Requirement:
Which lines in the records below contain the word "JSON"? Copy each of them.

[Data entries]
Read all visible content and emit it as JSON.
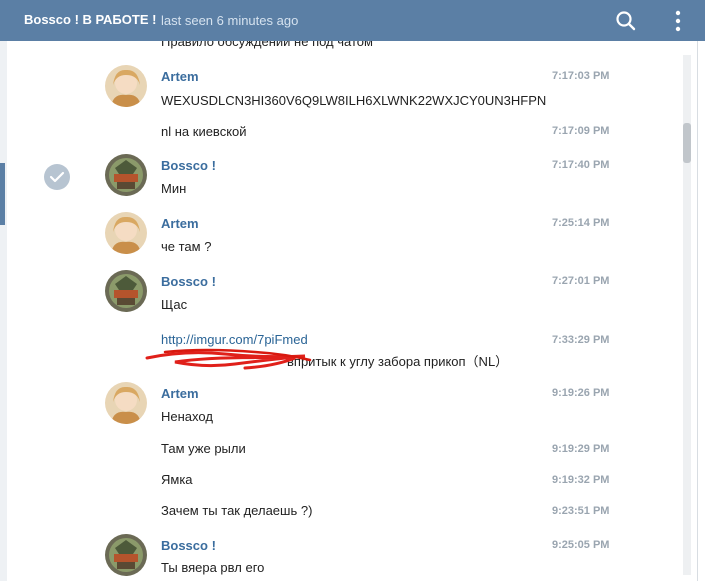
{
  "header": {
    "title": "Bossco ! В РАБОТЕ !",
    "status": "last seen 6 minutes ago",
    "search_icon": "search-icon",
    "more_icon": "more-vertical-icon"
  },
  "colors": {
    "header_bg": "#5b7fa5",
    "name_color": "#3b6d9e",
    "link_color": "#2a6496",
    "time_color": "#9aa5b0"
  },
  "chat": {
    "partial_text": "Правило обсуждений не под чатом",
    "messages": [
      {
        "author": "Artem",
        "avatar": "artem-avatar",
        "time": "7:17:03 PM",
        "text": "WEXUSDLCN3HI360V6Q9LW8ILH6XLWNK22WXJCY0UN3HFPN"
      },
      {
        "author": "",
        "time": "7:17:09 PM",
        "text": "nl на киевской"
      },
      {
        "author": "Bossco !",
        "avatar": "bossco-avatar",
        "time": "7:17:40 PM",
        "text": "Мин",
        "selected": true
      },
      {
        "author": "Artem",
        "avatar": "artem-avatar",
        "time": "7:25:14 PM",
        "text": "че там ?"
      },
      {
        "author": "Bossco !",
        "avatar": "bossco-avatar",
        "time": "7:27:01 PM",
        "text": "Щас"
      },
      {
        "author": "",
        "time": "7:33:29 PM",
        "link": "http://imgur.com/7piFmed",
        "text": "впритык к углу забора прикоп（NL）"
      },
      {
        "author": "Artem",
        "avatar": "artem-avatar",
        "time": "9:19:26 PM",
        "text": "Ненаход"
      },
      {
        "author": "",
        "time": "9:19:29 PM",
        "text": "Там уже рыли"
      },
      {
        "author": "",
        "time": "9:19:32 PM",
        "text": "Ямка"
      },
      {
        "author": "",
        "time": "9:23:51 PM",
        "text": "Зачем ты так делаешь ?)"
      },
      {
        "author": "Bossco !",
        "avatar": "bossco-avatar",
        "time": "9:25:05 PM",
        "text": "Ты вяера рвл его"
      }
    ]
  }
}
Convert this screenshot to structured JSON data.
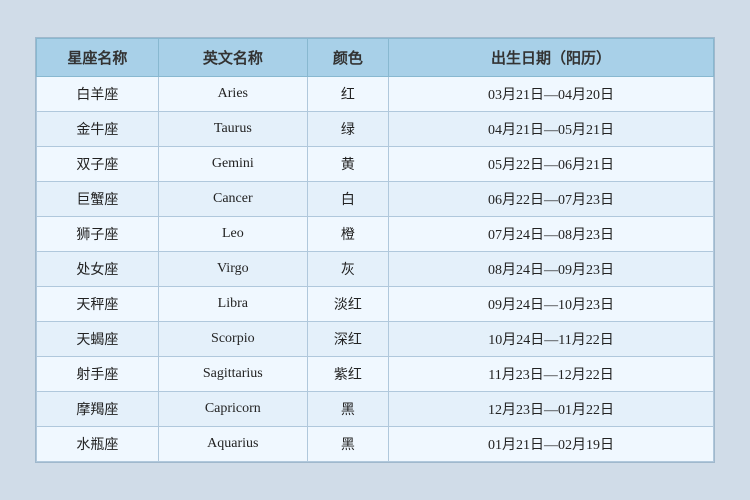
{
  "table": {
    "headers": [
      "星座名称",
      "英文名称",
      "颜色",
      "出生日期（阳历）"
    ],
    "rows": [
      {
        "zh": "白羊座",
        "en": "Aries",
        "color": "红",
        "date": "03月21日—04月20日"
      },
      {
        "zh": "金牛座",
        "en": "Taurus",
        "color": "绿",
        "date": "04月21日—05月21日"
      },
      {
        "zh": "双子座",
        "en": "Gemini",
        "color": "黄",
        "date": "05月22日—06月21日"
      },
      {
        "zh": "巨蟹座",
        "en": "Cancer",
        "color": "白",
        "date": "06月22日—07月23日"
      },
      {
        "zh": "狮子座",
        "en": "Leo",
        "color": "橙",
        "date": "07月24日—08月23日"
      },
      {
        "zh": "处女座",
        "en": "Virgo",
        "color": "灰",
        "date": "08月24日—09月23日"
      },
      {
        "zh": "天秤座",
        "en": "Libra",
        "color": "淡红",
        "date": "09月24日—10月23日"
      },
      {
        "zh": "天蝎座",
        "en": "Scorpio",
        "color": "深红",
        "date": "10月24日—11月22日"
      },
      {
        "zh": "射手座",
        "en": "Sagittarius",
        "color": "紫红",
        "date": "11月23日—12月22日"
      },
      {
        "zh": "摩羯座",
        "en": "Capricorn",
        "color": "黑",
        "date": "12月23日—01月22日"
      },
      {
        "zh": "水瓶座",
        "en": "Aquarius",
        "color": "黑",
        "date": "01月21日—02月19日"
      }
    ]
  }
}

Response:
Read all visible content and emit it as JSON.
Convert this screenshot to structured JSON data.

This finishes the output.